TASK TO CARRY OUT: Extract all of the entries and set them down verbatim.

DATASET ENTRIES:
================================

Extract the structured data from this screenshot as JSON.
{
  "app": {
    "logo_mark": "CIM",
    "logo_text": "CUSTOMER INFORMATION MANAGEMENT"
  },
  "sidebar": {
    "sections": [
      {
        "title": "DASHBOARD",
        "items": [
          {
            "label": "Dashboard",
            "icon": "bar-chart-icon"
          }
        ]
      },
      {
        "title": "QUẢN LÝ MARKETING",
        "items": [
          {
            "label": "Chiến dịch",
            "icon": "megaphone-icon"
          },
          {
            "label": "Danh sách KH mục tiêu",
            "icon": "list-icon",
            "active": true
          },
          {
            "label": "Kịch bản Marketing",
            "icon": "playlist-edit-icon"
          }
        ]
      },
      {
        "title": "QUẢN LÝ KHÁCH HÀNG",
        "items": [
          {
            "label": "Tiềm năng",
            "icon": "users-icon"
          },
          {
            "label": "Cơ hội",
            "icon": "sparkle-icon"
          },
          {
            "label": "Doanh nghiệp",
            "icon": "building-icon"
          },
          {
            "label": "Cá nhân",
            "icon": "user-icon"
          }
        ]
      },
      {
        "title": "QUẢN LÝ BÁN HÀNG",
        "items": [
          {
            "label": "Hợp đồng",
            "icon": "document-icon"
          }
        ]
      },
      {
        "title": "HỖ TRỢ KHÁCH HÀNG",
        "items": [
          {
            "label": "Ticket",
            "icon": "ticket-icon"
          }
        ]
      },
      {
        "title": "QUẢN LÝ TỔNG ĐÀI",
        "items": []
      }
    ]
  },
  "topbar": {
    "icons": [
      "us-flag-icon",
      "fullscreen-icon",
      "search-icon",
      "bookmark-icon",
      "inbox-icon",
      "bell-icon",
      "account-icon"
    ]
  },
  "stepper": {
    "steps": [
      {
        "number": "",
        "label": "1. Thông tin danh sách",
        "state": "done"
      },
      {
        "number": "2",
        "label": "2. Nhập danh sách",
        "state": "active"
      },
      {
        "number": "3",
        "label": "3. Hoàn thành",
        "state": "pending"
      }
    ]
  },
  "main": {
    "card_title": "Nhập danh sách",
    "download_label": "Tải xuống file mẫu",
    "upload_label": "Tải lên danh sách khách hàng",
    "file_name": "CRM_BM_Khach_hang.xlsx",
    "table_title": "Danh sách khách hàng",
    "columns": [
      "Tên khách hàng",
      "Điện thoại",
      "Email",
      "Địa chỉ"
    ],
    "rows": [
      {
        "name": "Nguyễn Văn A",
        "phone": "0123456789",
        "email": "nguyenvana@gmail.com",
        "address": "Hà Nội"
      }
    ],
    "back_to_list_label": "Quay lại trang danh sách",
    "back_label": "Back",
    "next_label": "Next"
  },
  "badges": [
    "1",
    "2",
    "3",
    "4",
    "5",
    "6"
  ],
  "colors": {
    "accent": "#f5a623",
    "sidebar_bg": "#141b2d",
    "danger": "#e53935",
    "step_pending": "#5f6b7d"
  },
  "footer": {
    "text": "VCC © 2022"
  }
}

================================

ANSWER BELOW:
Extract the structured data from this screenshot as JSON.
{
  "app": {
    "logo_mark": "CIM",
    "logo_text": "CUSTOMER INFORMATION MANAGEMENT"
  },
  "sidebar": {
    "sections": [
      {
        "title": "DASHBOARD",
        "items": [
          {
            "label": "Dashboard",
            "icon": "bar-chart-icon"
          }
        ]
      },
      {
        "title": "QUẢN LÝ MARKETING",
        "items": [
          {
            "label": "Chiến dịch",
            "icon": "megaphone-icon"
          },
          {
            "label": "Danh sách KH mục tiêu",
            "icon": "list-icon",
            "active": true
          },
          {
            "label": "Kịch bản Marketing",
            "icon": "playlist-edit-icon"
          }
        ]
      },
      {
        "title": "QUẢN LÝ KHÁCH HÀNG",
        "items": [
          {
            "label": "Tiềm năng",
            "icon": "users-icon"
          },
          {
            "label": "Cơ hội",
            "icon": "sparkle-icon"
          },
          {
            "label": "Doanh nghiệp",
            "icon": "building-icon"
          },
          {
            "label": "Cá nhân",
            "icon": "user-icon"
          }
        ]
      },
      {
        "title": "QUẢN LÝ BÁN HÀNG",
        "items": [
          {
            "label": "Hợp đồng",
            "icon": "document-icon"
          }
        ]
      },
      {
        "title": "HỖ TRỢ KHÁCH HÀNG",
        "items": [
          {
            "label": "Ticket",
            "icon": "ticket-icon"
          }
        ]
      },
      {
        "title": "QUẢN LÝ TỔNG ĐÀI",
        "items": []
      }
    ]
  },
  "topbar": {
    "icons": [
      "us-flag-icon",
      "fullscreen-icon",
      "search-icon",
      "bookmark-icon",
      "inbox-icon",
      "bell-icon",
      "account-icon"
    ]
  },
  "stepper": {
    "steps": [
      {
        "number": "",
        "label": "1. Thông tin danh sách",
        "state": "done"
      },
      {
        "number": "2",
        "label": "2. Nhập danh sách",
        "state": "active"
      },
      {
        "number": "3",
        "label": "3. Hoàn thành",
        "state": "pending"
      }
    ]
  },
  "main": {
    "card_title": "Nhập danh sách",
    "download_label": "Tải xuống file mẫu",
    "upload_label": "Tải lên danh sách khách hàng",
    "file_name": "CRM_BM_Khach_hang.xlsx",
    "table_title": "Danh sách khách hàng",
    "columns": [
      "Tên khách hàng",
      "Điện thoại",
      "Email",
      "Địa chỉ"
    ],
    "rows": [
      {
        "name": "Nguyễn Văn A",
        "phone": "0123456789",
        "email": "nguyenvana@gmail.com",
        "address": "Hà Nội"
      }
    ],
    "back_to_list_label": "Quay lại trang danh sách",
    "back_label": "Back",
    "next_label": "Next"
  },
  "badges": [
    "1",
    "2",
    "3",
    "4",
    "5",
    "6"
  ],
  "colors": {
    "accent": "#f5a623",
    "sidebar_bg": "#141b2d",
    "danger": "#e53935",
    "step_pending": "#5f6b7d"
  },
  "footer": {
    "text": "VCC © 2022"
  }
}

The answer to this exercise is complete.